> [STATED EXERCISE]: Give back the records below exactly, every one, with no pictures.
**** MATERIAL SUPPLIED
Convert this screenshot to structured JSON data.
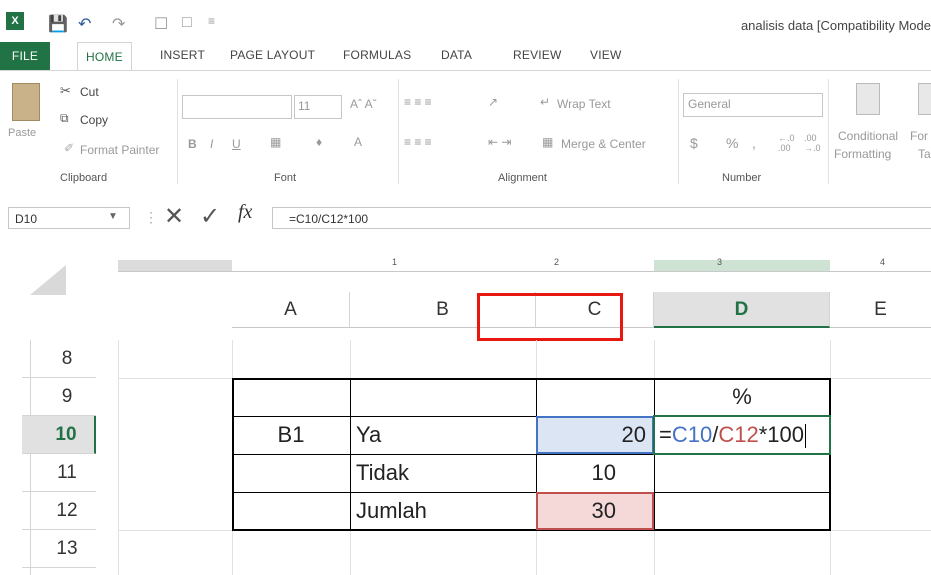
{
  "title_bar": {
    "title": "analisis data  [Compatibility Mode"
  },
  "tabs": [
    "FILE",
    "HOME",
    "INSERT",
    "PAGE LAYOUT",
    "FORMULAS",
    "DATA",
    "REVIEW",
    "VIEW"
  ],
  "ribbon": {
    "clipboard": {
      "paste": "Paste",
      "cut": "Cut",
      "copy": "Copy",
      "format_painter": "Format Painter",
      "label": "Clipboard"
    },
    "font": {
      "size": "11",
      "bold": "B",
      "italic": "I",
      "underline": "U",
      "label": "Font"
    },
    "alignment": {
      "wrap_text": "Wrap Text",
      "merge_center": "Merge & Center",
      "label": "Alignment"
    },
    "number": {
      "format": "General",
      "currency": "$",
      "percent": "%",
      "comma": ",",
      "label": "Number"
    },
    "styles": {
      "conditional": "Conditional",
      "formatting": "Formatting",
      "fo": "For",
      "ta": "Ta"
    }
  },
  "formula_bar": {
    "name_box": "D10",
    "fx": "fx",
    "formula": "=C10/C12*100"
  },
  "ruler": [
    "1",
    "2",
    "3",
    "4"
  ],
  "columns": [
    "A",
    "B",
    "C",
    "D",
    "E"
  ],
  "rows": [
    "8",
    "9",
    "10",
    "11",
    "12",
    "13"
  ],
  "cells": {
    "d9": "%",
    "a10": "B1",
    "b10": "Ya",
    "c10": "20",
    "d10_eq": "=",
    "d10_ref1": "C10",
    "d10_div": "/",
    "d10_ref2": "C12",
    "d10_rest": "*100",
    "b11": "Tidak",
    "c11": "10",
    "b12": "Jumlah",
    "c12": "30"
  },
  "colors": {
    "excel_green": "#217346",
    "ref_blue": "#4472c4",
    "ref_red": "#c0504d",
    "highlight_red": "#e8170f"
  }
}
********
> [EXERCISE RESPONSE]:
Convert this screenshot to structured JSON data.
{
  "title_bar": {
    "title": "analisis data  [Compatibility Mode"
  },
  "tabs": [
    "FILE",
    "HOME",
    "INSERT",
    "PAGE LAYOUT",
    "FORMULAS",
    "DATA",
    "REVIEW",
    "VIEW"
  ],
  "ribbon": {
    "clipboard": {
      "paste": "Paste",
      "cut": "Cut",
      "copy": "Copy",
      "format_painter": "Format Painter",
      "label": "Clipboard"
    },
    "font": {
      "size": "11",
      "bold": "B",
      "italic": "I",
      "underline": "U",
      "label": "Font"
    },
    "alignment": {
      "wrap_text": "Wrap Text",
      "merge_center": "Merge & Center",
      "label": "Alignment"
    },
    "number": {
      "format": "General",
      "currency": "$",
      "percent": "%",
      "comma": ",",
      "label": "Number"
    },
    "styles": {
      "conditional": "Conditional",
      "formatting": "Formatting",
      "fo": "For",
      "ta": "Ta"
    }
  },
  "formula_bar": {
    "name_box": "D10",
    "fx": "fx",
    "formula": "=C10/C12*100"
  },
  "ruler": [
    "1",
    "2",
    "3",
    "4"
  ],
  "columns": [
    "A",
    "B",
    "C",
    "D",
    "E"
  ],
  "rows": [
    "8",
    "9",
    "10",
    "11",
    "12",
    "13"
  ],
  "cells": {
    "d9": "%",
    "a10": "B1",
    "b10": "Ya",
    "c10": "20",
    "d10_eq": "=",
    "d10_ref1": "C10",
    "d10_div": "/",
    "d10_ref2": "C12",
    "d10_rest": "*100",
    "b11": "Tidak",
    "c11": "10",
    "b12": "Jumlah",
    "c12": "30"
  },
  "colors": {
    "excel_green": "#217346",
    "ref_blue": "#4472c4",
    "ref_red": "#c0504d",
    "highlight_red": "#e8170f"
  }
}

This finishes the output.